## start Material shown
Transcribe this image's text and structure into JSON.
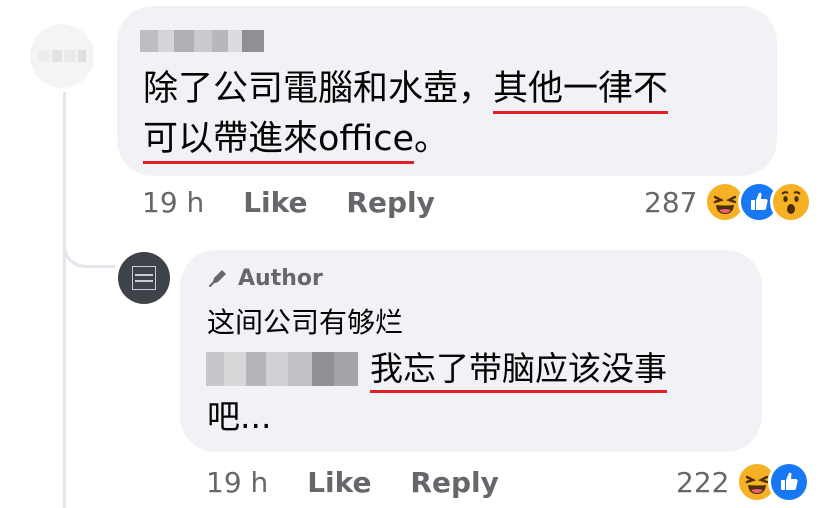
{
  "comment": {
    "text_part1": "除了公司電腦和水壺，",
    "text_part2": "其他一律不",
    "text_line2_underlined": "可以帶進來office",
    "text_line2_end": "。",
    "time": "19 h",
    "like_label": "Like",
    "reply_label": "Reply",
    "reaction_count": "287",
    "reactions": [
      "haha-icon",
      "like-icon",
      "wow-icon"
    ]
  },
  "reply": {
    "badge_label": "Author",
    "line1": "这间公司有够烂",
    "line2_underlined": "我忘了带脑应该没事",
    "line3": "吧...",
    "time": "19 h",
    "like_label": "Like",
    "reply_label": "Reply",
    "reaction_count": "222",
    "reactions": [
      "haha-icon",
      "like-icon"
    ]
  },
  "colors": {
    "bubble_bg": "#f0f2f5",
    "meta_text": "#65676b",
    "underline": "#e41e26",
    "like_blue": "#1877f2",
    "haha_yellow": "#f7b125"
  }
}
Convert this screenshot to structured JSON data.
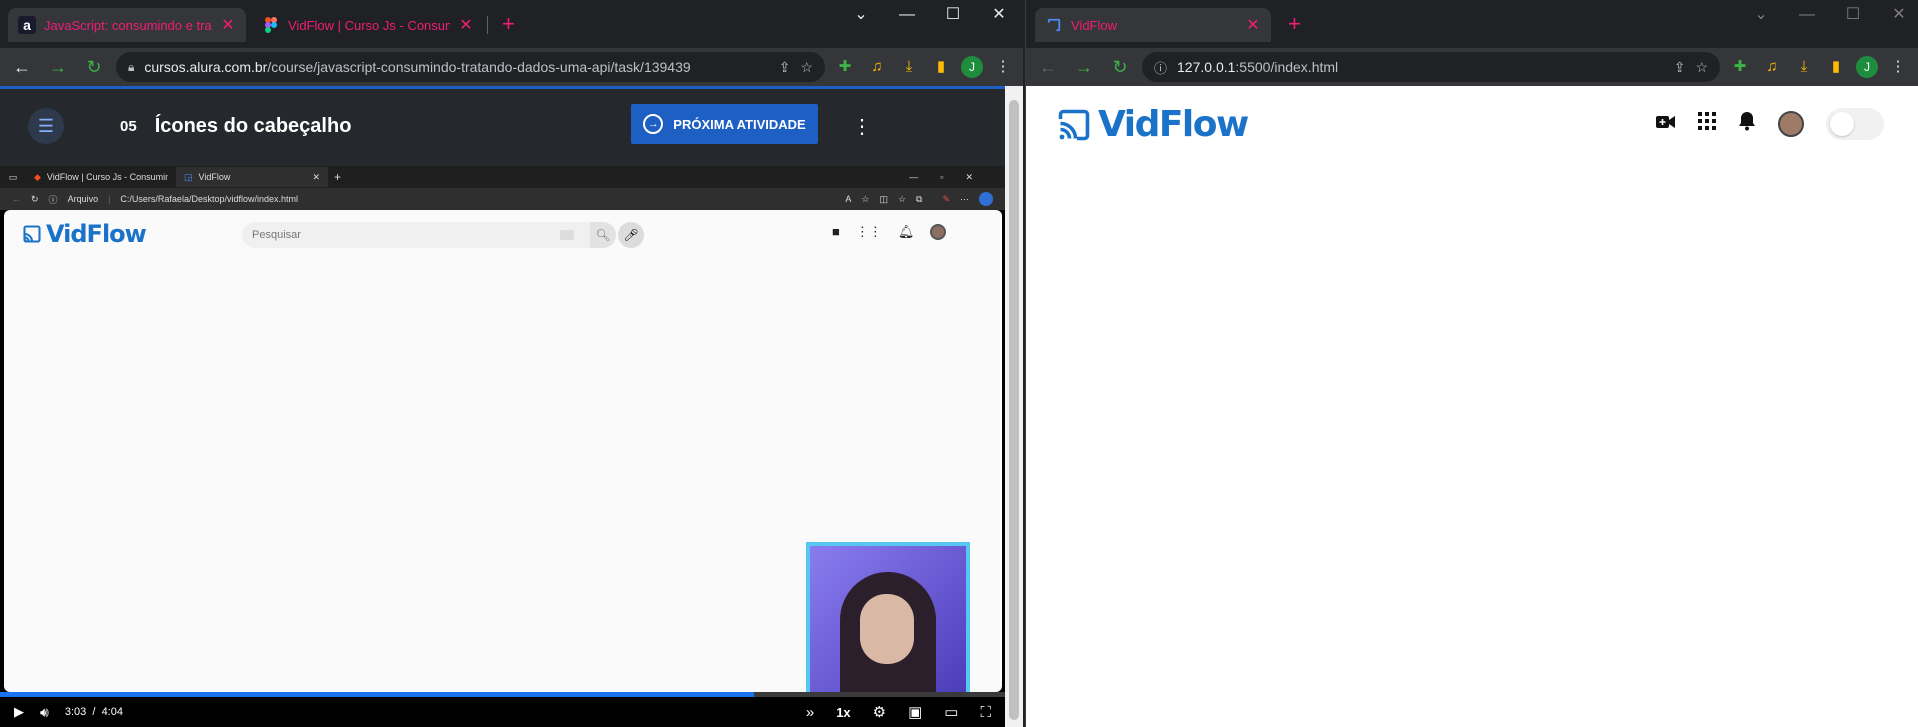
{
  "left_window": {
    "tabs": [
      {
        "title": "JavaScript: consumindo e tratan",
        "favicon": "a",
        "active": true
      },
      {
        "title": "VidFlow | Curso Js - Consumindo",
        "favicon": "figma-icon",
        "active": false
      }
    ],
    "url_host": "cursos.alura.com.br",
    "url_path": "/course/javascript-consumindo-tratando-dados-uma-api/task/139439",
    "profile_initial": "J",
    "course": {
      "lesson_number": "05",
      "lesson_title": "Ícones do cabeçalho",
      "next_button": "PRÓXIMA ATIVIDADE"
    },
    "video": {
      "inner_tabs": [
        "VidFlow | Curso Js - Consumindo",
        "VidFlow"
      ],
      "inner_address_label": "Arquivo",
      "inner_address": "C:/Users/Rafaela/Desktop/vidflow/index.html",
      "inner_logo": "VidFlow",
      "inner_search_placeholder": "Pesquisar",
      "current_time": "3:03",
      "separator": "/",
      "duration": "4:04",
      "progress": 0.75,
      "speed": "1x"
    }
  },
  "right_window": {
    "tab_title": "VidFlow",
    "url_host": "127.0.0.1",
    "url_path": ":5500/index.html",
    "profile_initial": "J",
    "logo": "VidFlow",
    "accent_color": "#1a73c9"
  }
}
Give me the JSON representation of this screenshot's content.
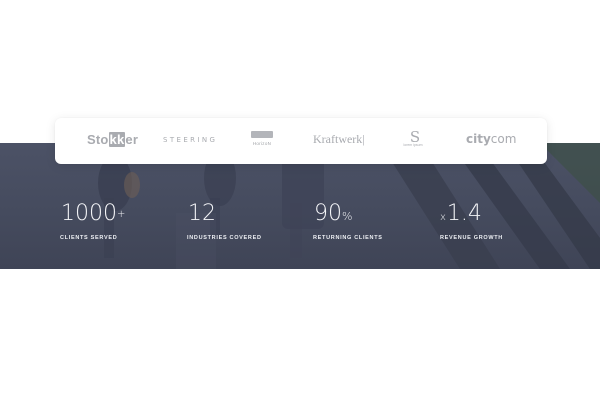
{
  "logos": {
    "stokker_a": "Sto",
    "stokker_b": "kk",
    "stokker_c": "er",
    "steering": "STEERING",
    "horizon": "HorizoN",
    "kraftwerk": "Kraftwerk|",
    "ss_mark": "S",
    "ss_sub": "lorem ipsum",
    "citycom_a": "city",
    "citycom_b": "com",
    "color": "#a9abb0"
  },
  "stats": [
    {
      "prefix": "",
      "value": "1000",
      "suffix": "+",
      "label": "CLIENTS SERVED"
    },
    {
      "prefix": "",
      "value": "12",
      "suffix": "",
      "label": "INDUSTRIES COVERED"
    },
    {
      "prefix": "",
      "value": "90",
      "suffix": "%",
      "label": "RETURNING CLIENTS"
    },
    {
      "prefix": "x",
      "value": "1.4",
      "suffix": "",
      "label": "REVENUE GROWTH"
    }
  ],
  "colors": {
    "hero_overlay": "#474c60",
    "card_bg": "#ffffff",
    "stat_text": "#ffffff"
  }
}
## end Material shown
Each line above that holds the string "index" should be copied and shown.

      "inner_address": "C:/Users/Rafaela/Desktop/vidflow/index.html",
    "url_path": ":5500/index.html",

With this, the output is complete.